* _WRITTEN PROBLEM_:
The data must be written out once more, precisely as given.

* _INPUT DATA_:

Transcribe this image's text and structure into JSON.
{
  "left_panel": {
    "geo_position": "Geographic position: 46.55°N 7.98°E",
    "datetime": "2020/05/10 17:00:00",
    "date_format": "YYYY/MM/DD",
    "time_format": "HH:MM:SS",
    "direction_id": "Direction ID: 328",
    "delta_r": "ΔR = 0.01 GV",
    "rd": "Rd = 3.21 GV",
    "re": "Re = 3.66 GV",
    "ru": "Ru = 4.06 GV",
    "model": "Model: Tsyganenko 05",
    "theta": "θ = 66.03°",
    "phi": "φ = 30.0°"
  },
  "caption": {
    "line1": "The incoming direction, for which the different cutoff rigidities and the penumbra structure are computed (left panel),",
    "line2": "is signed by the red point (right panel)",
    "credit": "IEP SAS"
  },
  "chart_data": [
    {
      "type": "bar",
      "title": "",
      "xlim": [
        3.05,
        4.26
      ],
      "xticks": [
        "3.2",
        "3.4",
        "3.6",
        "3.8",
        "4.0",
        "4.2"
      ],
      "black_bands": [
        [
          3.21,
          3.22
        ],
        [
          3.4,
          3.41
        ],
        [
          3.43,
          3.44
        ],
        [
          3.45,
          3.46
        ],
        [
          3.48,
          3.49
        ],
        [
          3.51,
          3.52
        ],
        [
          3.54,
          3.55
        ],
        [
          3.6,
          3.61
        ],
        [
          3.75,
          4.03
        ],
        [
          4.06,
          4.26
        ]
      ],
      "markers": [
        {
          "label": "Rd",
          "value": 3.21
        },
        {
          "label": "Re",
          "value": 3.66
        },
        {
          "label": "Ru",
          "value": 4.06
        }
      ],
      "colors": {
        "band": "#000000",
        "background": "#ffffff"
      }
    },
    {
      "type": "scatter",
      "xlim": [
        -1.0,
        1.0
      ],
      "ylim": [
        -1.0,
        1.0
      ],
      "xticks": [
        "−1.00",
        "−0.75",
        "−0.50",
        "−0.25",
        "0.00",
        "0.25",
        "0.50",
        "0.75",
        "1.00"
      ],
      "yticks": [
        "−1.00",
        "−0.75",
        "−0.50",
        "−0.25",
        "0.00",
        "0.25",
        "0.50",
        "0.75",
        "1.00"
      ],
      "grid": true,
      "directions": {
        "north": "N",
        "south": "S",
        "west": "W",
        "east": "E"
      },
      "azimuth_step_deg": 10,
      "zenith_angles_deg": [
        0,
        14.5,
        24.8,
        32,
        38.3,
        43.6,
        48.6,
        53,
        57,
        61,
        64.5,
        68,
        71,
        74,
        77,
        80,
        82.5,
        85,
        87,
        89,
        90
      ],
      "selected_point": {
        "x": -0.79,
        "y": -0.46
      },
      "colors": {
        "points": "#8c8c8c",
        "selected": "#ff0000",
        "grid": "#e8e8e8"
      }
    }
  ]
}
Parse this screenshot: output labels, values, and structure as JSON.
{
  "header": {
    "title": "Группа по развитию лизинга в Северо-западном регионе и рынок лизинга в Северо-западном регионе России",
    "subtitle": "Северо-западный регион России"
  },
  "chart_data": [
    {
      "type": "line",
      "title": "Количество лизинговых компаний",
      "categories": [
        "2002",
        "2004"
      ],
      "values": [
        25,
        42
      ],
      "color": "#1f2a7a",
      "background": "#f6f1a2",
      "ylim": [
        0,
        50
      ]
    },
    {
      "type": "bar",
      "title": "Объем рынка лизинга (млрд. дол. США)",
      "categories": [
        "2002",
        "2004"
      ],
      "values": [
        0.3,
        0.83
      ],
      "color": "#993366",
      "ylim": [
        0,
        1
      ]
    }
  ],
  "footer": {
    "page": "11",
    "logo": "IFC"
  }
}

* _THE SOLUTION_:
Transcribe this image's text and structure into JSON.
{
  "left_panel": {
    "geo_position": "Geographic position: 46.55°N 7.98°E",
    "datetime": "2020/05/10 17:00:00",
    "date_format": "YYYY/MM/DD",
    "time_format": "HH:MM:SS",
    "direction_id": "Direction ID: 328",
    "delta_r": "ΔR = 0.01 GV",
    "rd": "Rd = 3.21 GV",
    "re": "Re = 3.66 GV",
    "ru": "Ru = 4.06 GV",
    "model": "Model: Tsyganenko 05",
    "theta": "θ = 66.03°",
    "phi": "φ = 30.0°"
  },
  "caption": {
    "line1": "The incoming direction, for which the different cutoff rigidities and the penumbra structure are computed (left panel),",
    "line2": "is signed by the red point (right panel)",
    "credit": "IEP SAS"
  },
  "chart_data": [
    {
      "type": "bar",
      "title": "",
      "xlim": [
        3.05,
        4.26
      ],
      "xticks": [
        "3.2",
        "3.4",
        "3.6",
        "3.8",
        "4.0",
        "4.2"
      ],
      "black_bands": [
        [
          3.21,
          3.22
        ],
        [
          3.4,
          3.41
        ],
        [
          3.43,
          3.44
        ],
        [
          3.45,
          3.46
        ],
        [
          3.48,
          3.49
        ],
        [
          3.51,
          3.52
        ],
        [
          3.54,
          3.55
        ],
        [
          3.6,
          3.61
        ],
        [
          3.75,
          4.03
        ],
        [
          4.06,
          4.26
        ]
      ],
      "markers": [
        {
          "label": "Rd",
          "value": 3.21
        },
        {
          "label": "Re",
          "value": 3.66
        },
        {
          "label": "Ru",
          "value": 4.06
        }
      ],
      "colors": {
        "band": "#000000",
        "background": "#ffffff"
      }
    },
    {
      "type": "scatter",
      "xlim": [
        -1.0,
        1.0
      ],
      "ylim": [
        -1.0,
        1.0
      ],
      "xticks": [
        "−1.00",
        "−0.75",
        "−0.50",
        "−0.25",
        "0.00",
        "0.25",
        "0.50",
        "0.75",
        "1.00"
      ],
      "yticks": [
        "−1.00",
        "−0.75",
        "−0.50",
        "−0.25",
        "0.00",
        "0.25",
        "0.50",
        "0.75",
        "1.00"
      ],
      "grid": true,
      "directions": {
        "north": "N",
        "south": "S",
        "west": "W",
        "east": "E"
      },
      "azimuth_step_deg": 10,
      "zenith_angles_deg": [
        0,
        14.5,
        24.8,
        32,
        38.3,
        43.6,
        48.6,
        53,
        57,
        61,
        64.5,
        68,
        71,
        74,
        77,
        80,
        82.5,
        85,
        87,
        89,
        90
      ],
      "selected_point": {
        "x": -0.79,
        "y": -0.46
      },
      "colors": {
        "points": "#8c8c8c",
        "selected": "#ff0000",
        "grid": "#e8e8e8"
      }
    }
  ]
}
Parse this screenshot: output labels, values, and structure as JSON.
{
  "header": {
    "title": "Группа по развитию лизинга в Северо-западном регионе и рынок лизинга в Северо-западном регионе России",
    "subtitle": "Северо-западный регион России"
  },
  "chart_data": [
    {
      "type": "line",
      "title": "Количество лизинговых компаний",
      "categories": [
        "2002",
        "2004"
      ],
      "values": [
        25,
        42
      ],
      "color": "#1f2a7a",
      "background": "#f6f1a2",
      "ylim": [
        0,
        50
      ]
    },
    {
      "type": "bar",
      "title": "Объем рынка лизинга (млрд. дол. США)",
      "categories": [
        "2002",
        "2004"
      ],
      "values": [
        0.3,
        0.83
      ],
      "color": "#993366",
      "ylim": [
        0,
        1
      ]
    }
  ],
  "footer": {
    "page": "11",
    "logo": "IFC"
  }
}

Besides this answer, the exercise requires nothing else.